### [Written request]
Provide only the number of lines in the listing that contain the string "шумный".

══════════════════════════════

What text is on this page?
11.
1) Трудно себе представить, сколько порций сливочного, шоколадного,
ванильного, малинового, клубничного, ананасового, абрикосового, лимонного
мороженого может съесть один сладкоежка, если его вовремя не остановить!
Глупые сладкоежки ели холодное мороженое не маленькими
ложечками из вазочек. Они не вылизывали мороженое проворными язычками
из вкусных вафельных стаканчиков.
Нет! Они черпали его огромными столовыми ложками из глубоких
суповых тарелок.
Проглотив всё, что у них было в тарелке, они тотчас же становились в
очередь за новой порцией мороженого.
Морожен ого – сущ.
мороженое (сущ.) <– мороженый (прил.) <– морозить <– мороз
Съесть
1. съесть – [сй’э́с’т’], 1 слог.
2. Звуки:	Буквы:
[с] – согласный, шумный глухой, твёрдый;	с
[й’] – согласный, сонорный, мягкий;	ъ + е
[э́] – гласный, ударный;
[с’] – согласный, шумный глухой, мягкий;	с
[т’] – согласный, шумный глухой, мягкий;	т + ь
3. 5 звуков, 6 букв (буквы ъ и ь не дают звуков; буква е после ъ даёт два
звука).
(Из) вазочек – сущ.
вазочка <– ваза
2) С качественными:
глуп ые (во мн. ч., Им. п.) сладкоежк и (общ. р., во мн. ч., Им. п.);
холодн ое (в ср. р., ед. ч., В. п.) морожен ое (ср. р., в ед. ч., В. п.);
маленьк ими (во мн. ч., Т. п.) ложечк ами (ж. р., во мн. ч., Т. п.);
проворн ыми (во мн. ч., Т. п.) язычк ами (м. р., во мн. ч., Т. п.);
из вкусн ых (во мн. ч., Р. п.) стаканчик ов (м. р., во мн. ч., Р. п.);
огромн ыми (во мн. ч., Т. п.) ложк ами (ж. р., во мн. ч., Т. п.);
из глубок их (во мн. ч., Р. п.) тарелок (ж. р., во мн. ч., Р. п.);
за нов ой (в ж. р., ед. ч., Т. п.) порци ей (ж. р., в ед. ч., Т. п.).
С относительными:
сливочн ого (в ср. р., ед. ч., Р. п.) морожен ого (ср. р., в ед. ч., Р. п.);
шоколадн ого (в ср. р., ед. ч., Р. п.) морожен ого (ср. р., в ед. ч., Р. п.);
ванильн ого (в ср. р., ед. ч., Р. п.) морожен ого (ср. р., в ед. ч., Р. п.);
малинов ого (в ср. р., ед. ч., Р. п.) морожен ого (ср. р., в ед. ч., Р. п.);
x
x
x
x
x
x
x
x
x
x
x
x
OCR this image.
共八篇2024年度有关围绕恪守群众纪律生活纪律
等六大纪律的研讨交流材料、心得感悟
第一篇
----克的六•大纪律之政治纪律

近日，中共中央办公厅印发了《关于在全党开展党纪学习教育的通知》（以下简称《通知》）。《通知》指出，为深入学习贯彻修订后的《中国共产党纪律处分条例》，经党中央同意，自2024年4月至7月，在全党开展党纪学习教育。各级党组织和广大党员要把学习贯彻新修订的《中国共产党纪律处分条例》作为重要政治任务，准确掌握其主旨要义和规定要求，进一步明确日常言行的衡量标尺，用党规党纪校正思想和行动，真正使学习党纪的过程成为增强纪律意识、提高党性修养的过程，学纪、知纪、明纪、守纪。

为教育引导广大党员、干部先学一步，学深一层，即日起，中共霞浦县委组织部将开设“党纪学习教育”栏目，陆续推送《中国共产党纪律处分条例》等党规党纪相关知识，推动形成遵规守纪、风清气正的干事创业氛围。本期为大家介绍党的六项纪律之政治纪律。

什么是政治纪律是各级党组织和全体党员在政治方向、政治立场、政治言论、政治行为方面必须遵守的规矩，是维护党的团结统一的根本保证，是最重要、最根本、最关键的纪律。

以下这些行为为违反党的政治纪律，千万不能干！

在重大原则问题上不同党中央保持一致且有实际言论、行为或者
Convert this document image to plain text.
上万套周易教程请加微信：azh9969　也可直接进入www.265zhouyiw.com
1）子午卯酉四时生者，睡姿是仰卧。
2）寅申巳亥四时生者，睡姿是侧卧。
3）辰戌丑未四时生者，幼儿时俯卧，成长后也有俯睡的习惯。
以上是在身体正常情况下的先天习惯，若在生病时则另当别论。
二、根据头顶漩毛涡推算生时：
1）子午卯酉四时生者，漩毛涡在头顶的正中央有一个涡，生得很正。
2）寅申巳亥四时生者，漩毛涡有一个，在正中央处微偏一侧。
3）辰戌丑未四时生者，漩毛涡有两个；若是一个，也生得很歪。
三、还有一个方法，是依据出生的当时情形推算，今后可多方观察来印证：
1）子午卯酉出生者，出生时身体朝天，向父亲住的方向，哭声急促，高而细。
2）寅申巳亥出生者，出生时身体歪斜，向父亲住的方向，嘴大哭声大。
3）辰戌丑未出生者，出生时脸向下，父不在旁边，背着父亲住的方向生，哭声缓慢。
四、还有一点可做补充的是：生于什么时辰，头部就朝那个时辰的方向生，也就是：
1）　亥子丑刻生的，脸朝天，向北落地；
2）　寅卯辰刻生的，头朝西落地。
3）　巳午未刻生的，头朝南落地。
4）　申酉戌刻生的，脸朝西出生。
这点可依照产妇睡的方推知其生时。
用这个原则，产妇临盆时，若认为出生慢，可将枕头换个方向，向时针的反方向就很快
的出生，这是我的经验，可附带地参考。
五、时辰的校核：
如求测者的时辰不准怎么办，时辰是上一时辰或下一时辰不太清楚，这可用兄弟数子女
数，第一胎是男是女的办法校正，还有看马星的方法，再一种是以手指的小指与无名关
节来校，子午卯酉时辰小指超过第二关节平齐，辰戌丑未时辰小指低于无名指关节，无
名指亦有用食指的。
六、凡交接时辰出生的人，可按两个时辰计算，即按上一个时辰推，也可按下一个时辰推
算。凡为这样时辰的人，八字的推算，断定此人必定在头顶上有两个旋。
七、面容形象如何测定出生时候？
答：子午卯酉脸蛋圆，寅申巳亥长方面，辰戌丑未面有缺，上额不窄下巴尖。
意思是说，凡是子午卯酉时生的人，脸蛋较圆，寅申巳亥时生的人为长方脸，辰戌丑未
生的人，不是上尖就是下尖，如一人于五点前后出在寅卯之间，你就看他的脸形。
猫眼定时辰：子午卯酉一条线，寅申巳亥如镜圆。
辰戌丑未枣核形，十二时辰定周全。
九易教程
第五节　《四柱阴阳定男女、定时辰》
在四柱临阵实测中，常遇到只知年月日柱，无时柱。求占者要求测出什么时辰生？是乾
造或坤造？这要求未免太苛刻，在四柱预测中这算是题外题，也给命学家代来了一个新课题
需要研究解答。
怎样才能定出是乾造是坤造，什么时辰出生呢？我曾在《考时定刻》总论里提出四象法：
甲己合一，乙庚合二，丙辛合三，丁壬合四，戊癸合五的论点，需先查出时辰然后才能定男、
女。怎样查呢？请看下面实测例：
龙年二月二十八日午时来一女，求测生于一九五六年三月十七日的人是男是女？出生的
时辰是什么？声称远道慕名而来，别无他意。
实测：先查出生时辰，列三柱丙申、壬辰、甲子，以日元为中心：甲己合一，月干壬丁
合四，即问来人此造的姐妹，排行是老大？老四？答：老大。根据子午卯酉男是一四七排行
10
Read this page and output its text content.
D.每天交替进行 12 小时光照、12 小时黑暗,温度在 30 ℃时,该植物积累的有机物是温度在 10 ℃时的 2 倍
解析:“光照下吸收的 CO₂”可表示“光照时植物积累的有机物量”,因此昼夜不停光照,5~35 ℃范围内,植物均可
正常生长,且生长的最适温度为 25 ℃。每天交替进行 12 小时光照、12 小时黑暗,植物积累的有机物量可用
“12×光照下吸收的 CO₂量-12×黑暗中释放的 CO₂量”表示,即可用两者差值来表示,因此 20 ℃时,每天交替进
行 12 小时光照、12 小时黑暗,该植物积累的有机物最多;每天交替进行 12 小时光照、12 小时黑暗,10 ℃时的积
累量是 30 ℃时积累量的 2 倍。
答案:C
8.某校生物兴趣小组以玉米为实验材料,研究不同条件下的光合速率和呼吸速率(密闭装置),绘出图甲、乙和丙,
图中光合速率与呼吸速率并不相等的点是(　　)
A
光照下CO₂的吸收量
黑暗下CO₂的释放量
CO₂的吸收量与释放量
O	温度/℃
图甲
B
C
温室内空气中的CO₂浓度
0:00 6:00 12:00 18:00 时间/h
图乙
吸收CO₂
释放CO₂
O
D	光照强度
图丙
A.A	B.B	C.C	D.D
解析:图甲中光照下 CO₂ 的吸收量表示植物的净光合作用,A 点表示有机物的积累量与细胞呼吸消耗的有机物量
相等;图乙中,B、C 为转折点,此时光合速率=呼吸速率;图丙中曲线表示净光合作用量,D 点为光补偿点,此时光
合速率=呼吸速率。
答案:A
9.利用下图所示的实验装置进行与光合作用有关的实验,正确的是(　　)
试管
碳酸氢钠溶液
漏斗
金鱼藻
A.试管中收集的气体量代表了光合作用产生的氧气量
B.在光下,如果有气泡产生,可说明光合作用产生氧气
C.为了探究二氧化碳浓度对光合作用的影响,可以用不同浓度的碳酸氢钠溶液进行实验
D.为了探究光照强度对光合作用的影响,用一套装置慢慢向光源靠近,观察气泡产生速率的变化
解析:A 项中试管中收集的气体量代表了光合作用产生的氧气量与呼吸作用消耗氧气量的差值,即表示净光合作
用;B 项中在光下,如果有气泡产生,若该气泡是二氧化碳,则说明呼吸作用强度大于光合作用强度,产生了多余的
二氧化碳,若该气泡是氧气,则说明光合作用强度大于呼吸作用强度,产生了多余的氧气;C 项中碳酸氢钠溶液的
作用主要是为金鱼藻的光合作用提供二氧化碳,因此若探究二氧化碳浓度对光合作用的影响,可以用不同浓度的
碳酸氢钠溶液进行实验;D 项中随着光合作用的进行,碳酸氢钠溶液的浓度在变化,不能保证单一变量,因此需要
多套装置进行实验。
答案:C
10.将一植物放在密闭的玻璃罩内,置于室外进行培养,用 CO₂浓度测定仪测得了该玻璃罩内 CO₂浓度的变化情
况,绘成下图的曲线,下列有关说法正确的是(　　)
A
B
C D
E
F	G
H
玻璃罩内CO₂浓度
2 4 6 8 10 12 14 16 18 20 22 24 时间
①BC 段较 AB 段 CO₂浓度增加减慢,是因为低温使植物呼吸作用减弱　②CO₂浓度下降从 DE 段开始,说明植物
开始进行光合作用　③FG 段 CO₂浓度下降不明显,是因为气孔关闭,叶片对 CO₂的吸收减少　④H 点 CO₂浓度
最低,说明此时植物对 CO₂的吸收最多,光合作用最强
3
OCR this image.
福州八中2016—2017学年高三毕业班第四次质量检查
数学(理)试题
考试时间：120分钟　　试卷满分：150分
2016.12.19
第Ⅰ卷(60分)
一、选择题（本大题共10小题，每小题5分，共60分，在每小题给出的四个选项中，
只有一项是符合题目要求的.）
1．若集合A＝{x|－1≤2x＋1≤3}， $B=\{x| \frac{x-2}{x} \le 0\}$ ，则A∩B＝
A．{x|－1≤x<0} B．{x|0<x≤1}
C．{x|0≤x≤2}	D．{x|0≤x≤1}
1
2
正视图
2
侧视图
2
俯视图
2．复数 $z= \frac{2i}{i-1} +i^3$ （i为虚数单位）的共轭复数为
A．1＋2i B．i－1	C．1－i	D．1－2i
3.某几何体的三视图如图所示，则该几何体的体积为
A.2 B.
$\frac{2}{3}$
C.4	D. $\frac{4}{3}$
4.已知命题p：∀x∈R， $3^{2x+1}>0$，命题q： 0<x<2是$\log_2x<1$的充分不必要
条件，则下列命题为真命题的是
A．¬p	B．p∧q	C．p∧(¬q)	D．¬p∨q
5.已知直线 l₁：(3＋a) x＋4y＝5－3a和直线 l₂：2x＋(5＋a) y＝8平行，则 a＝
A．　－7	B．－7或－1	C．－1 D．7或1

══════════════════════════════

### [Written response]
3